## Task goal
Edit the items below so that each "screenshot" becomes "screen capture", with all else unchanged. Leave the pictures out of your answer.

## Records to use
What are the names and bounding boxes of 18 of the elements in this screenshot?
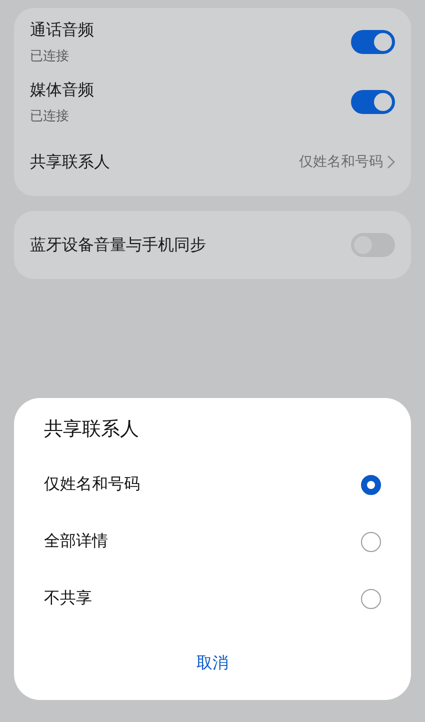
chevron-right-icon — [387, 155, 395, 169]
toggle-switch[interactable] — [351, 30, 395, 54]
radio-button[interactable] — [361, 532, 381, 552]
option-label: 不共享 — [44, 588, 92, 609]
setting-title: 媒体音频 — [30, 80, 94, 100]
setting-title: 通话音频 — [30, 20, 94, 40]
setting-value: 仅姓名和号码 — [299, 153, 383, 171]
option-label: 全部详情 — [44, 531, 108, 552]
setting-title: 共享联系人 — [30, 152, 110, 172]
setting-title: 蓝牙设备音量与手机同步 — [30, 234, 206, 256]
cancel-button[interactable]: 取消 — [184, 645, 240, 682]
radio-button[interactable] — [361, 588, 381, 608]
toggle-switch[interactable] — [351, 90, 395, 114]
setting-status: 已连接 — [30, 108, 70, 124]
radio-button[interactable] — [361, 474, 381, 494]
sheet-title: 共享联系人 — [44, 417, 140, 442]
option-label: 仅姓名和号码 — [44, 474, 140, 495]
setting-status: 已连接 — [30, 48, 70, 64]
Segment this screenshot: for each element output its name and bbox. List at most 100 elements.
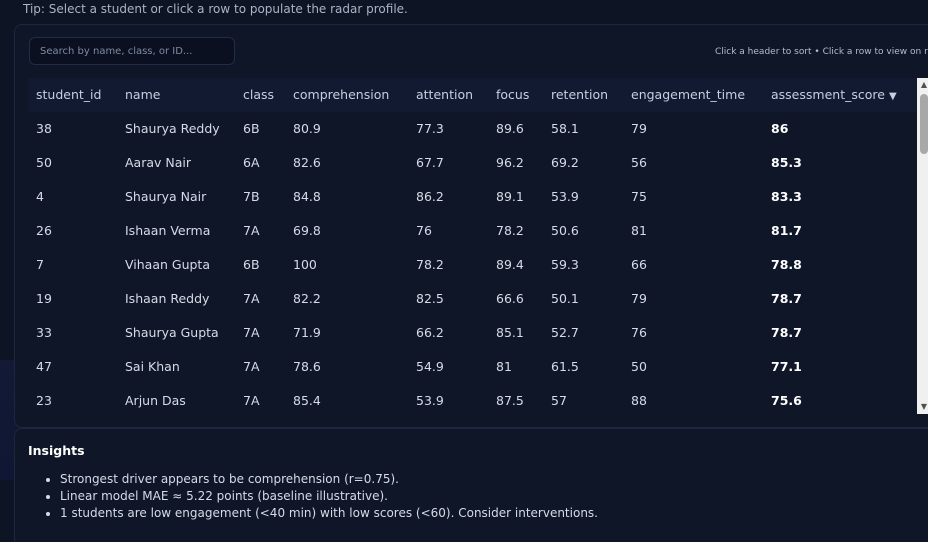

## Output for this exercise
What are the names and bounding boxes of 18 of the elements in this screen capture?
chevron-right-icon — [387, 155, 395, 169]
toggle-switch[interactable] — [351, 30, 395, 54]
radio-button[interactable] — [361, 532, 381, 552]
option-label: 不共享 — [44, 588, 92, 609]
setting-title: 媒体音频 — [30, 80, 94, 100]
setting-title: 通话音频 — [30, 20, 94, 40]
setting-value: 仅姓名和号码 — [299, 153, 383, 171]
option-label: 全部详情 — [44, 531, 108, 552]
setting-title: 共享联系人 — [30, 152, 110, 172]
setting-title: 蓝牙设备音量与手机同步 — [30, 234, 206, 256]
cancel-button[interactable]: 取消 — [184, 645, 240, 682]
radio-button[interactable] — [361, 588, 381, 608]
toggle-switch[interactable] — [351, 90, 395, 114]
setting-status: 已连接 — [30, 108, 70, 124]
radio-button[interactable] — [361, 474, 381, 494]
sheet-title: 共享联系人 — [44, 417, 140, 442]
option-label: 仅姓名和号码 — [44, 474, 140, 495]
setting-status: 已连接 — [30, 48, 70, 64]
Segment this screen capture: for each element output its name and bbox. List at most 100 elements.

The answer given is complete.